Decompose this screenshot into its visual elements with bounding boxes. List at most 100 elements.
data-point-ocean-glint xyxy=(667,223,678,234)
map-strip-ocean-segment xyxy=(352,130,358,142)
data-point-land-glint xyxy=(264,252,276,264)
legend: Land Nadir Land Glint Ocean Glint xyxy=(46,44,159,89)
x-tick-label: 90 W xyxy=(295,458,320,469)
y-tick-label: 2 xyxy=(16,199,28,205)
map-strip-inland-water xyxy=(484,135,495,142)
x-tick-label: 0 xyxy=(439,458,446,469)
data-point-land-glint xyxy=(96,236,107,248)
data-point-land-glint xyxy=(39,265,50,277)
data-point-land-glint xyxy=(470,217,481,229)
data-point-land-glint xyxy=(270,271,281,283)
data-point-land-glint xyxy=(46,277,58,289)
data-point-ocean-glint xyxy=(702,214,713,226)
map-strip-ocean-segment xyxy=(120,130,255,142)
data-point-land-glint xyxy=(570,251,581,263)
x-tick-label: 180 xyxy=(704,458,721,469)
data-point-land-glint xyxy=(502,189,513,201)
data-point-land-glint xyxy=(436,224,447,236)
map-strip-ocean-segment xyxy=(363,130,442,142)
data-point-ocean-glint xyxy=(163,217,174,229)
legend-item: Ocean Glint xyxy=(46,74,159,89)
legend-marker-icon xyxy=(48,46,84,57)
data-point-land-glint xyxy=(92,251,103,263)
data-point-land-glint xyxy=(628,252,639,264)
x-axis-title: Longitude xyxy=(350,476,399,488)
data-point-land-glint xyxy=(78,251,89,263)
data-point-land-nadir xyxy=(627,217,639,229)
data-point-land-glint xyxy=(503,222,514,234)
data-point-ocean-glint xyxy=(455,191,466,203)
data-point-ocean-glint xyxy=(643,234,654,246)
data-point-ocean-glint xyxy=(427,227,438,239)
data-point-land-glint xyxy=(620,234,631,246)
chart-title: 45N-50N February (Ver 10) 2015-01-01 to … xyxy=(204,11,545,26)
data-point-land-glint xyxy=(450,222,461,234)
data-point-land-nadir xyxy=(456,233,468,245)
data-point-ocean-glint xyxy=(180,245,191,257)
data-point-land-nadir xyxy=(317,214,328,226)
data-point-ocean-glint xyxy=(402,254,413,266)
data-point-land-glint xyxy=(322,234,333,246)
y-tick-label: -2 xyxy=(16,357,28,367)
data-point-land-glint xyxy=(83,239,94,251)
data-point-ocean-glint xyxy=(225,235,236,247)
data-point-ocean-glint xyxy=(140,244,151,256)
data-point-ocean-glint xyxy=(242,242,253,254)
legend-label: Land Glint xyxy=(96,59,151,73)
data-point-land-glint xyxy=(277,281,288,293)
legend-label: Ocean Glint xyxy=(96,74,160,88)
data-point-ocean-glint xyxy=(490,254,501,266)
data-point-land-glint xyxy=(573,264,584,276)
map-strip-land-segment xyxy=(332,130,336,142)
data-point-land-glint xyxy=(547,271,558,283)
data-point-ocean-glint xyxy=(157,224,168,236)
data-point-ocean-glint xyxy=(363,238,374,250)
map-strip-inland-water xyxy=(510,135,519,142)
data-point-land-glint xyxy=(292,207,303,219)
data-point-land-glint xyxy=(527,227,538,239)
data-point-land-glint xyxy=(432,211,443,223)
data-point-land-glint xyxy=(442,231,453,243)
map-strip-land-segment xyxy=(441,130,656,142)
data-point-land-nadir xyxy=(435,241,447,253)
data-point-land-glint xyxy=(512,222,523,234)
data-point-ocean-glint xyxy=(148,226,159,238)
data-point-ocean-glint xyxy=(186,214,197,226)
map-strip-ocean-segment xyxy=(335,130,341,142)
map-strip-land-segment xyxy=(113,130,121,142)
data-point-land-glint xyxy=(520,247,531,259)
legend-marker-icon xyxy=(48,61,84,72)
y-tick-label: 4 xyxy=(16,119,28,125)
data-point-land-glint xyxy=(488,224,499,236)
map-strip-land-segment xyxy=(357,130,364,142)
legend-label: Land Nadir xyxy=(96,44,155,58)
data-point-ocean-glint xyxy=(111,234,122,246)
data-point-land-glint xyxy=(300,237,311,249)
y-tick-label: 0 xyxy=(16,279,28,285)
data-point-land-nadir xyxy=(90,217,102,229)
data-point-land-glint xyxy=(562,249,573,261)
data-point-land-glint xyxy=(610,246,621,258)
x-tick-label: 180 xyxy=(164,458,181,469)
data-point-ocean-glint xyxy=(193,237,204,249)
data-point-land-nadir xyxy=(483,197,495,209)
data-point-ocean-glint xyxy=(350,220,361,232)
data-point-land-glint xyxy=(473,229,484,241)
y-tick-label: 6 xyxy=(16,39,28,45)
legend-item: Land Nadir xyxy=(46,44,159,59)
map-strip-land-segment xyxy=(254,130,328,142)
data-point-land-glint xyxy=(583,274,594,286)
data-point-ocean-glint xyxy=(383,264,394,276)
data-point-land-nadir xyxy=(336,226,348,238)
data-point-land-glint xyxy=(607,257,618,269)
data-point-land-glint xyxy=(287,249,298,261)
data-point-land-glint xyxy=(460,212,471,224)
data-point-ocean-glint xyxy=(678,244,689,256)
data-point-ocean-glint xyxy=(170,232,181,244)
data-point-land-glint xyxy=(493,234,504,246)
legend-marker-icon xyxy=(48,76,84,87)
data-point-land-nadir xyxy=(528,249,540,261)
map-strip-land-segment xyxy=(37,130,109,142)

+ + +

- Written instruction
Reproduce the material from its first line through the line containing "data-point-ocean-glint xyxy=(402,254,413,266)", inclusive, switching "chart-title" to "plot-title" and leaving everything else unchanged.

- Task solution
Decompose this screenshot into its visual elements with bounding boxes. List at most 100 elements.
data-point-ocean-glint xyxy=(667,223,678,234)
map-strip-ocean-segment xyxy=(352,130,358,142)
data-point-land-glint xyxy=(264,252,276,264)
legend: Land Nadir Land Glint Ocean Glint xyxy=(46,44,159,89)
x-tick-label: 90 W xyxy=(295,458,320,469)
y-tick-label: 2 xyxy=(16,199,28,205)
map-strip-inland-water xyxy=(484,135,495,142)
x-tick-label: 0 xyxy=(439,458,446,469)
data-point-land-glint xyxy=(96,236,107,248)
data-point-land-glint xyxy=(39,265,50,277)
data-point-land-glint xyxy=(470,217,481,229)
data-point-land-glint xyxy=(270,271,281,283)
data-point-land-glint xyxy=(46,277,58,289)
data-point-ocean-glint xyxy=(702,214,713,226)
map-strip-ocean-segment xyxy=(120,130,255,142)
data-point-land-glint xyxy=(570,251,581,263)
x-tick-label: 180 xyxy=(704,458,721,469)
data-point-land-glint xyxy=(502,189,513,201)
data-point-land-glint xyxy=(436,224,447,236)
map-strip-ocean-segment xyxy=(363,130,442,142)
data-point-ocean-glint xyxy=(163,217,174,229)
legend-item: Ocean Glint xyxy=(46,74,159,89)
legend-marker-icon xyxy=(48,46,84,57)
data-point-land-glint xyxy=(92,251,103,263)
data-point-land-glint xyxy=(628,252,639,264)
x-axis-title: Longitude xyxy=(350,476,399,488)
data-point-land-glint xyxy=(78,251,89,263)
data-point-land-nadir xyxy=(627,217,639,229)
data-point-land-glint xyxy=(503,222,514,234)
data-point-ocean-glint xyxy=(455,191,466,203)
data-point-ocean-glint xyxy=(643,234,654,246)
data-point-ocean-glint xyxy=(427,227,438,239)
data-point-land-glint xyxy=(620,234,631,246)
plot-title: 45N-50N February (Ver 10) 2015-01-01 to … xyxy=(204,11,545,26)
data-point-land-glint xyxy=(450,222,461,234)
data-point-land-nadir xyxy=(456,233,468,245)
data-point-ocean-glint xyxy=(180,245,191,257)
data-point-land-nadir xyxy=(317,214,328,226)
data-point-ocean-glint xyxy=(402,254,413,266)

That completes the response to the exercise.